Set exercise.
Write the records out again, precisely as they stand.

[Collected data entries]
* Begin *
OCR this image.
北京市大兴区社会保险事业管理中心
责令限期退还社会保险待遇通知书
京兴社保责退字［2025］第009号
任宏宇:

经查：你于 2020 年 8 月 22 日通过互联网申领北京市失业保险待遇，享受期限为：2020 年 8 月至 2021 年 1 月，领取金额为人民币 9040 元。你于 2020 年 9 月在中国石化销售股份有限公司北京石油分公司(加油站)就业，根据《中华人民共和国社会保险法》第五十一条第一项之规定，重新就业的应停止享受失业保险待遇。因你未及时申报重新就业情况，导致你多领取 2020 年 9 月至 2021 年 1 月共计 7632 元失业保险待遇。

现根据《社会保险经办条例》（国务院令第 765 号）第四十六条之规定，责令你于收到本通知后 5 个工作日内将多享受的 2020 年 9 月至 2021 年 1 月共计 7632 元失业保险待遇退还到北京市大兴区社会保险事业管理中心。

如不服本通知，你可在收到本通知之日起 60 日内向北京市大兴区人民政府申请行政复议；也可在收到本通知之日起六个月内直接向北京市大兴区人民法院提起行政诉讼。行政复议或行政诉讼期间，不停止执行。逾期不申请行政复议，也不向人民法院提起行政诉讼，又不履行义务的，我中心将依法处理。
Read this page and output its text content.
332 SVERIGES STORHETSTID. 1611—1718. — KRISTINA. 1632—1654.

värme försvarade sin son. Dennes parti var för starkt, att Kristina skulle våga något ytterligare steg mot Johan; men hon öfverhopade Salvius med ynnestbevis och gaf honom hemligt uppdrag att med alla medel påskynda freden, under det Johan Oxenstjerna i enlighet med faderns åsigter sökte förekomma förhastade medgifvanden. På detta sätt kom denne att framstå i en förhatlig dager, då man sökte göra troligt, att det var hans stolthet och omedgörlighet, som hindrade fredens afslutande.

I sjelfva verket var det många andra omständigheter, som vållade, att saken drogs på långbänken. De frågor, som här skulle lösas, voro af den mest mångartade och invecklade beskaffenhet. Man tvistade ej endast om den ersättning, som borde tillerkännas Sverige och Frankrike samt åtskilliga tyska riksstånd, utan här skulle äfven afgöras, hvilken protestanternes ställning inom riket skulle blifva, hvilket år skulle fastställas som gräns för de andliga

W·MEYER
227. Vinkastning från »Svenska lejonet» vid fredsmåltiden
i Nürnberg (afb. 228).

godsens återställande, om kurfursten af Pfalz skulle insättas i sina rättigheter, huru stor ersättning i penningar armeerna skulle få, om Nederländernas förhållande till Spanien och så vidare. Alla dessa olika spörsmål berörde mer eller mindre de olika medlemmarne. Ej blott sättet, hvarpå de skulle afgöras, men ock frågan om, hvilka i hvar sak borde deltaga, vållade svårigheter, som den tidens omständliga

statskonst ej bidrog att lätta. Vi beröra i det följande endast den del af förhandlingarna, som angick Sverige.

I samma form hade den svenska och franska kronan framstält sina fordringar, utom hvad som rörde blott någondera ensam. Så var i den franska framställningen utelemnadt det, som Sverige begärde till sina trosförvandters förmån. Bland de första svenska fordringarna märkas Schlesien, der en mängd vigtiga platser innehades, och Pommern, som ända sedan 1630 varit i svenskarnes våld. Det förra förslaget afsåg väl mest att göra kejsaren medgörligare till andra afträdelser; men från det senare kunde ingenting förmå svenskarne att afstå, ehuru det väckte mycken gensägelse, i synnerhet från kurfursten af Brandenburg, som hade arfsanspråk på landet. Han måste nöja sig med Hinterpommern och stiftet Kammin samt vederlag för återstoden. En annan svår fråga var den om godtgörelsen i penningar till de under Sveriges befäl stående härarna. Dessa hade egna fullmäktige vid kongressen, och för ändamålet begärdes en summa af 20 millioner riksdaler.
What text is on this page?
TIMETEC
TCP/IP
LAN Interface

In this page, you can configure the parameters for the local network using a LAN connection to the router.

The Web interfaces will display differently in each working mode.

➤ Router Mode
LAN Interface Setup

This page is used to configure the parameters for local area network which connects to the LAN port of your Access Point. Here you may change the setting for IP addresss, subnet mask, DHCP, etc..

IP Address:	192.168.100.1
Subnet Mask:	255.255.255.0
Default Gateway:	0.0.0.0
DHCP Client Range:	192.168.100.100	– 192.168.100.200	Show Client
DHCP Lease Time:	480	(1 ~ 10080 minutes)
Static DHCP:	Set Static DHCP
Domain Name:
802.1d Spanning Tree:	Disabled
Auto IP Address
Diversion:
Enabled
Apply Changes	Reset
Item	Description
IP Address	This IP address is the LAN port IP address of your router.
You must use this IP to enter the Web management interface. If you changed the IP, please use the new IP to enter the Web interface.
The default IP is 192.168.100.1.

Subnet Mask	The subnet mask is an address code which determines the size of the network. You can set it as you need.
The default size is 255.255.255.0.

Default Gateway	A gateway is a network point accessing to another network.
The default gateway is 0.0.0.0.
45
* End *
Solution to this task.
OCR this image.
北京市大兴区社会保险事业管理中心
责令限期退还社会保险待遇通知书
京兴社保责退字［2025］第009号
任宏宇:

经查：你于 2020 年 8 月 22 日通过互联网申领北京市失业保险待遇，享受期限为：2020 年 8 月至 2021 年 1 月，领取金额为人民币 9040 元。你于 2020 年 9 月在中国石化销售股份有限公司北京石油分公司(加油站)就业，根据《中华人民共和国社会保险法》第五十一条第一项之规定，重新就业的应停止享受失业保险待遇。因你未及时申报重新就业情况，导致你多领取 2020 年 9 月至 2021 年 1 月共计 7632 元失业保险待遇。

现根据《社会保险经办条例》（国务院令第 765 号）第四十六条之规定，责令你于收到本通知后 5 个工作日内将多享受的 2020 年 9 月至 2021 年 1 月共计 7632 元失业保险待遇退还到北京市大兴区社会保险事业管理中心。

如不服本通知，你可在收到本通知之日起 60 日内向北京市大兴区人民政府申请行政复议；也可在收到本通知之日起六个月内直接向北京市大兴区人民法院提起行政诉讼。行政复议或行政诉讼期间，不停止执行。逾期不申请行政复议，也不向人民法院提起行政诉讼，又不履行义务的，我中心将依法处理。
Read this page and output its text content.
332 SVERIGES STORHETSTID. 1611—1718. — KRISTINA. 1632—1654.

värme försvarade sin son. Dennes parti var för starkt, att Kristina skulle våga något ytterligare steg mot Johan; men hon öfverhopade Salvius med ynnestbevis och gaf honom hemligt uppdrag att med alla medel påskynda freden, under det Johan Oxenstjerna i enlighet med faderns åsigter sökte förekomma förhastade medgifvanden. På detta sätt kom denne att framstå i en förhatlig dager, då man sökte göra troligt, att det var hans stolthet och omedgörlighet, som hindrade fredens afslutande.

I sjelfva verket var det många andra omständigheter, som vållade, att saken drogs på långbänken. De frågor, som här skulle lösas, voro af den mest mångartade och invecklade beskaffenhet. Man tvistade ej endast om den ersättning, som borde tillerkännas Sverige och Frankrike samt åtskilliga tyska riksstånd, utan här skulle äfven afgöras, hvilken protestanternes ställning inom riket skulle blifva, hvilket år skulle fastställas som gräns för de andliga

W·MEYER
227. Vinkastning från »Svenska lejonet» vid fredsmåltiden
i Nürnberg (afb. 228).

godsens återställande, om kurfursten af Pfalz skulle insättas i sina rättigheter, huru stor ersättning i penningar armeerna skulle få, om Nederländernas förhållande till Spanien och så vidare. Alla dessa olika spörsmål berörde mer eller mindre de olika medlemmarne. Ej blott sättet, hvarpå de skulle afgöras, men ock frågan om, hvilka i hvar sak borde deltaga, vållade svårigheter, som den tidens omständliga

statskonst ej bidrog att lätta. Vi beröra i det följande endast den del af förhandlingarna, som angick Sverige.

I samma form hade den svenska och franska kronan framstält sina fordringar, utom hvad som rörde blott någondera ensam. Så var i den franska framställningen utelemnadt det, som Sverige begärde till sina trosförvandters förmån. Bland de första svenska fordringarna märkas Schlesien, der en mängd vigtiga platser innehades, och Pommern, som ända sedan 1630 varit i svenskarnes våld. Det förra förslaget afsåg väl mest att göra kejsaren medgörligare till andra afträdelser; men från det senare kunde ingenting förmå svenskarne att afstå, ehuru det väckte mycken gensägelse, i synnerhet från kurfursten af Brandenburg, som hade arfsanspråk på landet. Han måste nöja sig med Hinterpommern och stiftet Kammin samt vederlag för återstoden. En annan svår fråga var den om godtgörelsen i penningar till de under Sveriges befäl stående härarna. Dessa hade egna fullmäktige vid kongressen, och för ändamålet begärdes en summa af 20 millioner riksdaler.
What text is on this page?
TIMETEC
TCP/IP
LAN Interface

In this page, you can configure the parameters for the local network using a LAN connection to the router.

The Web interfaces will display differently in each working mode.

➤ Router Mode
LAN Interface Setup

This page is used to configure the parameters for local area network which connects to the LAN port of your Access Point. Here you may change the setting for IP addresss, subnet mask, DHCP, etc..

IP Address:	192.168.100.1
Subnet Mask:	255.255.255.0
Default Gateway:	0.0.0.0
DHCP Client Range:	192.168.100.100	– 192.168.100.200	Show Client
DHCP Lease Time:	480	(1 ~ 10080 minutes)
Static DHCP:	Set Static DHCP
Domain Name:
802.1d Spanning Tree:	Disabled
Auto IP Address
Diversion:
Enabled
Apply Changes	Reset
Item	Description
IP Address	This IP address is the LAN port IP address of your router.
You must use this IP to enter the Web management interface. If you changed the IP, please use the new IP to enter the Web interface.
The default IP is 192.168.100.1.

Subnet Mask	The subnet mask is an address code which determines the size of the network. You can set it as you need.
The default size is 255.255.255.0.

Default Gateway	A gateway is a network point accessing to another network.
The default gateway is 0.0.0.0.
45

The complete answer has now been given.